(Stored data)
:::::
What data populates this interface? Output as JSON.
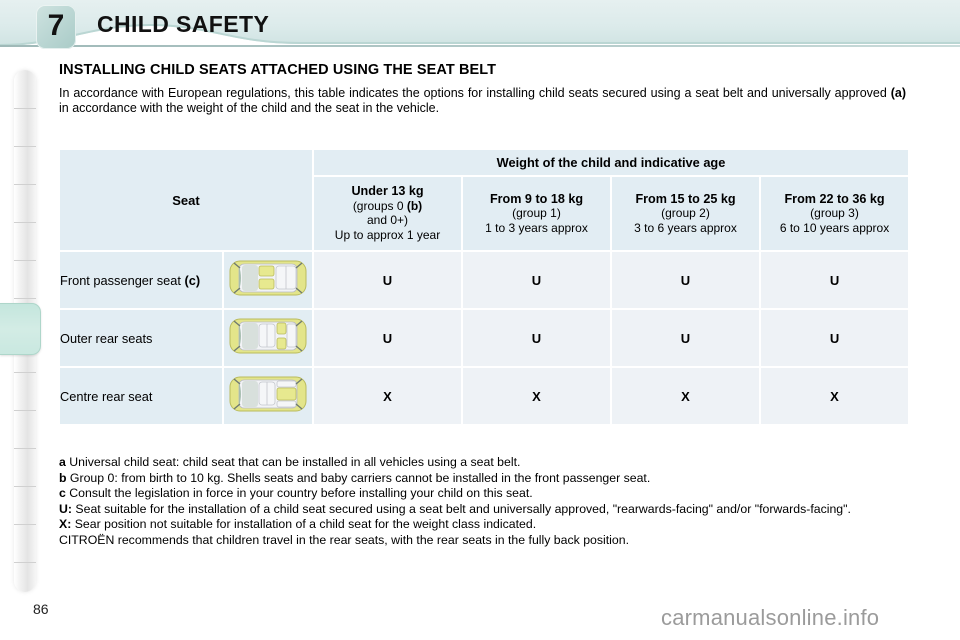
{
  "header": {
    "chapter_number": "7",
    "chapter_title": "CHILD SAFETY"
  },
  "section": {
    "title": "INSTALLING CHILD SEATS ATTACHED USING THE SEAT BELT",
    "intro_part1": "In accordance with European regulations, this table indicates the options for installing child seats secured using a seat belt and universally approved ",
    "intro_bold": "(a)",
    "intro_part2": " in accordance with the weight of the child and the seat in the vehicle."
  },
  "table": {
    "seat_header": "Seat",
    "weight_header": "Weight of the child and indicative age",
    "columns": [
      {
        "line1": "Under 13 kg",
        "line2_pre": "(groups 0 ",
        "line2_bold": "(b)",
        "line3": "and 0+)",
        "line4": "Up to approx 1 year"
      },
      {
        "line1": "From 9 to 18 kg",
        "line2_pre": "(group 1)",
        "line2_bold": "",
        "line3": "",
        "line4": "1 to 3 years approx"
      },
      {
        "line1": "From 15 to 25 kg",
        "line2_pre": "(group 2)",
        "line2_bold": "",
        "line3": "",
        "line4": "3 to 6 years approx"
      },
      {
        "line1": "From 22 to 36 kg",
        "line2_pre": "(group 3)",
        "line2_bold": "",
        "line3": "",
        "line4": "6 to 10 years approx"
      }
    ],
    "rows": [
      {
        "label_text": "Front passenger seat ",
        "label_bold": "(c)",
        "icon": "car-top-view-front-passenger-icon",
        "values": [
          "U",
          "U",
          "U",
          "U"
        ]
      },
      {
        "label_text": "Outer rear seats",
        "label_bold": "",
        "icon": "car-top-view-outer-rear-icon",
        "values": [
          "U",
          "U",
          "U",
          "U"
        ]
      },
      {
        "label_text": "Centre rear seat",
        "label_bold": "",
        "icon": "car-top-view-centre-rear-icon",
        "values": [
          "X",
          "X",
          "X",
          "X"
        ]
      }
    ]
  },
  "notes": {
    "a_tag": "a",
    "a_text": " Universal child seat: child seat that can be installed in all vehicles using a seat belt.",
    "b_tag": "b",
    "b_text": " Group 0: from birth to 10 kg. Shells seats and baby carriers cannot be installed in the front passenger seat.",
    "c_tag": "c",
    "c_text": " Consult the legislation in force in your country before installing your child on this seat.",
    "u_tag": "U:",
    "u_text": " Seat suitable for the installation of a child seat secured using a seat belt and universally approved, \"rearwards-facing\" and/or \"forwards-facing\".",
    "x_tag": "X:",
    "x_text": " Sear position not suitable for installation of a child seat for the weight class indicated.",
    "citroen_text": "CITROËN recommends that children travel in the rear seats, with the rear seats in the fully back position."
  },
  "footer": {
    "page_number": "86",
    "watermark": "carmanualsonline.info"
  },
  "colors": {
    "header_band": "#dcebeb",
    "table_header_cell": "#e2edf3",
    "table_body_cell": "#eef2f6",
    "tab_marker": "#c9e8e0",
    "car_body": "#e3e58a"
  }
}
:::::
**Objective**:
Could you repeat all of the material exactly? Pictures should not be copied.

**Task result**:
What data populates this interface? Output as JSON.
{
  "header": {
    "chapter_number": "7",
    "chapter_title": "CHILD SAFETY"
  },
  "section": {
    "title": "INSTALLING CHILD SEATS ATTACHED USING THE SEAT BELT",
    "intro_part1": "In accordance with European regulations, this table indicates the options for installing child seats secured using a seat belt and universally approved ",
    "intro_bold": "(a)",
    "intro_part2": " in accordance with the weight of the child and the seat in the vehicle."
  },
  "table": {
    "seat_header": "Seat",
    "weight_header": "Weight of the child and indicative age",
    "columns": [
      {
        "line1": "Under 13 kg",
        "line2_pre": "(groups 0 ",
        "line2_bold": "(b)",
        "line3": "and 0+)",
        "line4": "Up to approx 1 year"
      },
      {
        "line1": "From 9 to 18 kg",
        "line2_pre": "(group 1)",
        "line2_bold": "",
        "line3": "",
        "line4": "1 to 3 years approx"
      },
      {
        "line1": "From 15 to 25 kg",
        "line2_pre": "(group 2)",
        "line2_bold": "",
        "line3": "",
        "line4": "3 to 6 years approx"
      },
      {
        "line1": "From 22 to 36 kg",
        "line2_pre": "(group 3)",
        "line2_bold": "",
        "line3": "",
        "line4": "6 to 10 years approx"
      }
    ],
    "rows": [
      {
        "label_text": "Front passenger seat ",
        "label_bold": "(c)",
        "icon": "car-top-view-front-passenger-icon",
        "values": [
          "U",
          "U",
          "U",
          "U"
        ]
      },
      {
        "label_text": "Outer rear seats",
        "label_bold": "",
        "icon": "car-top-view-outer-rear-icon",
        "values": [
          "U",
          "U",
          "U",
          "U"
        ]
      },
      {
        "label_text": "Centre rear seat",
        "label_bold": "",
        "icon": "car-top-view-centre-rear-icon",
        "values": [
          "X",
          "X",
          "X",
          "X"
        ]
      }
    ]
  },
  "notes": {
    "a_tag": "a",
    "a_text": " Universal child seat: child seat that can be installed in all vehicles using a seat belt.",
    "b_tag": "b",
    "b_text": " Group 0: from birth to 10 kg. Shells seats and baby carriers cannot be installed in the front passenger seat.",
    "c_tag": "c",
    "c_text": " Consult the legislation in force in your country before installing your child on this seat.",
    "u_tag": "U:",
    "u_text": " Seat suitable for the installation of a child seat secured using a seat belt and universally approved, \"rearwards-facing\" and/or \"forwards-facing\".",
    "x_tag": "X:",
    "x_text": " Sear position not suitable for installation of a child seat for the weight class indicated.",
    "citroen_text": "CITROËN recommends that children travel in the rear seats, with the rear seats in the fully back position."
  },
  "footer": {
    "page_number": "86",
    "watermark": "carmanualsonline.info"
  },
  "colors": {
    "header_band": "#dcebeb",
    "table_header_cell": "#e2edf3",
    "table_body_cell": "#eef2f6",
    "tab_marker": "#c9e8e0",
    "car_body": "#e3e58a"
  }
}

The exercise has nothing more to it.